- **Exercise**: In the entries that follow, find the word "people" and report each line it is on.

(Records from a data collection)
• • •

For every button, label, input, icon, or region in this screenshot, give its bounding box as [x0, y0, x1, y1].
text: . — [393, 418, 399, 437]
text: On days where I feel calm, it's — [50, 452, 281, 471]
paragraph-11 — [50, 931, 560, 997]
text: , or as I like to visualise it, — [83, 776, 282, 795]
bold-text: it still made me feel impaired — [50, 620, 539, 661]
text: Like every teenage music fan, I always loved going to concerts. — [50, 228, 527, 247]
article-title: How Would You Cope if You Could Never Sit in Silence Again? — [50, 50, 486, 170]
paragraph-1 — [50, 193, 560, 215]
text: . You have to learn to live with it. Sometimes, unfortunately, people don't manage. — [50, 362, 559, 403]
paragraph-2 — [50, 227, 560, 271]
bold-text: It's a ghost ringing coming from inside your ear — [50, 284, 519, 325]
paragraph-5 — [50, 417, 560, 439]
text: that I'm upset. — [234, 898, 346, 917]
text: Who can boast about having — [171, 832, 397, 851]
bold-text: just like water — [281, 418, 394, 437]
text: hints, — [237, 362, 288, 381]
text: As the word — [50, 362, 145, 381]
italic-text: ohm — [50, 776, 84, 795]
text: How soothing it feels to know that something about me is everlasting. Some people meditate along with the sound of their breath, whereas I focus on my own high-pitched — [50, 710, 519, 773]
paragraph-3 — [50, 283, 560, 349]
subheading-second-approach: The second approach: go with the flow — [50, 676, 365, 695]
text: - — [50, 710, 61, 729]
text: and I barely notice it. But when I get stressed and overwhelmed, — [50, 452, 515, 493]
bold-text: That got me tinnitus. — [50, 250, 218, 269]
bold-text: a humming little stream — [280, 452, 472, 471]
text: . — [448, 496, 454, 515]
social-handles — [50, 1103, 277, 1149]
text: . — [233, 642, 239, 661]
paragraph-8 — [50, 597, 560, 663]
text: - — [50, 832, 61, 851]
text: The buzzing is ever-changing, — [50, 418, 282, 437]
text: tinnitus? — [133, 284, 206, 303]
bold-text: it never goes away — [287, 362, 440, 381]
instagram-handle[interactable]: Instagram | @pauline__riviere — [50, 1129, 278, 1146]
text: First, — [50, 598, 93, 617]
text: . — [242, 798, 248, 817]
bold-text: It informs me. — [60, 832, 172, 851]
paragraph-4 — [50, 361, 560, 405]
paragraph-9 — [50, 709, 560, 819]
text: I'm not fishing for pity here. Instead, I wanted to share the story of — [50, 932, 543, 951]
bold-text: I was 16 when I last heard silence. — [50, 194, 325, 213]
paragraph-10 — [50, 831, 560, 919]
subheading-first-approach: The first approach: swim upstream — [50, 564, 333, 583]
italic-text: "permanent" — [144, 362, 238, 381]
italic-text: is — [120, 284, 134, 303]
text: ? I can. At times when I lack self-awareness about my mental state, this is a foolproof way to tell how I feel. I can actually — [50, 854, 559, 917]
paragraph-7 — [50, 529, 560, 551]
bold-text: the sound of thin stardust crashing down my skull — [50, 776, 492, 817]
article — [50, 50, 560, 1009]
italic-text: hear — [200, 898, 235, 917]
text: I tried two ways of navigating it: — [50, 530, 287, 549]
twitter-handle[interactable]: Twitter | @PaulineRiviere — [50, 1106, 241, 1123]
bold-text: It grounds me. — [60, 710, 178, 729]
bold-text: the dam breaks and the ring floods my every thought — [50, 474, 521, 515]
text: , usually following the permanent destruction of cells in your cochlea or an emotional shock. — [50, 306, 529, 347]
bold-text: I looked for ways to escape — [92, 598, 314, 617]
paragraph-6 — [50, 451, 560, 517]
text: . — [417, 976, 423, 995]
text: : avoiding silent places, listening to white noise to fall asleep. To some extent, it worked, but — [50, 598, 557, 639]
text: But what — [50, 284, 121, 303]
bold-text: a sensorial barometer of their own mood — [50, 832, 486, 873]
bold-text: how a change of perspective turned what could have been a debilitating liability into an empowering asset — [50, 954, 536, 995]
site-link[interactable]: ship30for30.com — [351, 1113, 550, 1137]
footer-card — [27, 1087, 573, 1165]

• • •

- **Exercise answer**:
text: . You have to learn to live with it. Sometimes, unfortunately, people don't manage. — [50, 362, 559, 403]
text: How soothing it feels to know that something about me is everlasting. Some people meditate along with the sound of their breath, whereas I focus on my own high-pitched — [50, 710, 519, 773]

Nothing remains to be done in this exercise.